== What to produce ==
Find every line below that contains the word "Doctor" and copy it out.

== Input ==
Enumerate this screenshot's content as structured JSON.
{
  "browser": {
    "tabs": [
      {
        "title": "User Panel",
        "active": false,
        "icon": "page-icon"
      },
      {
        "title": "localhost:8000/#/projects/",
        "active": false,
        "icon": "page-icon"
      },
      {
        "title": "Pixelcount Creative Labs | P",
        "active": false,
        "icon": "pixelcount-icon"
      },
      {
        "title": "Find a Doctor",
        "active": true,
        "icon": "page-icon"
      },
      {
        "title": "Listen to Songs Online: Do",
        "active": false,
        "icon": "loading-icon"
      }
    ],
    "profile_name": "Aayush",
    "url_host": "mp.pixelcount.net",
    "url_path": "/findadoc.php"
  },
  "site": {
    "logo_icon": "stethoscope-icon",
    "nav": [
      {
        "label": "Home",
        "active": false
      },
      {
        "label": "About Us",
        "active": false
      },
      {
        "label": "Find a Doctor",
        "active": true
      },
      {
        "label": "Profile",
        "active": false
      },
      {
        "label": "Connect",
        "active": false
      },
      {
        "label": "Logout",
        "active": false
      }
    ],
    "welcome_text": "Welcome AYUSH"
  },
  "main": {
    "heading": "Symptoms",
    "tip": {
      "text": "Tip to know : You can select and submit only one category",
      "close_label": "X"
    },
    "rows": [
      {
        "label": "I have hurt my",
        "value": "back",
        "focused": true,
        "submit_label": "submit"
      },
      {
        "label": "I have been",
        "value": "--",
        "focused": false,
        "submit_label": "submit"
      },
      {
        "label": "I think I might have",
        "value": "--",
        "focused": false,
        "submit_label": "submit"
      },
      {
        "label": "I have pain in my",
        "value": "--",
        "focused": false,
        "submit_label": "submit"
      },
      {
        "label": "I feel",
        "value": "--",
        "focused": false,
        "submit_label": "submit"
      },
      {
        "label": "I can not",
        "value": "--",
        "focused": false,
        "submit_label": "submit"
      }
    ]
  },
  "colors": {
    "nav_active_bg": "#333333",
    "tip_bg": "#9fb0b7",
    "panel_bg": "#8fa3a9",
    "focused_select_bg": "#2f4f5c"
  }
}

== Task answer ==
        "title": "Find a Doctor",
        "label": "Find a Doctor",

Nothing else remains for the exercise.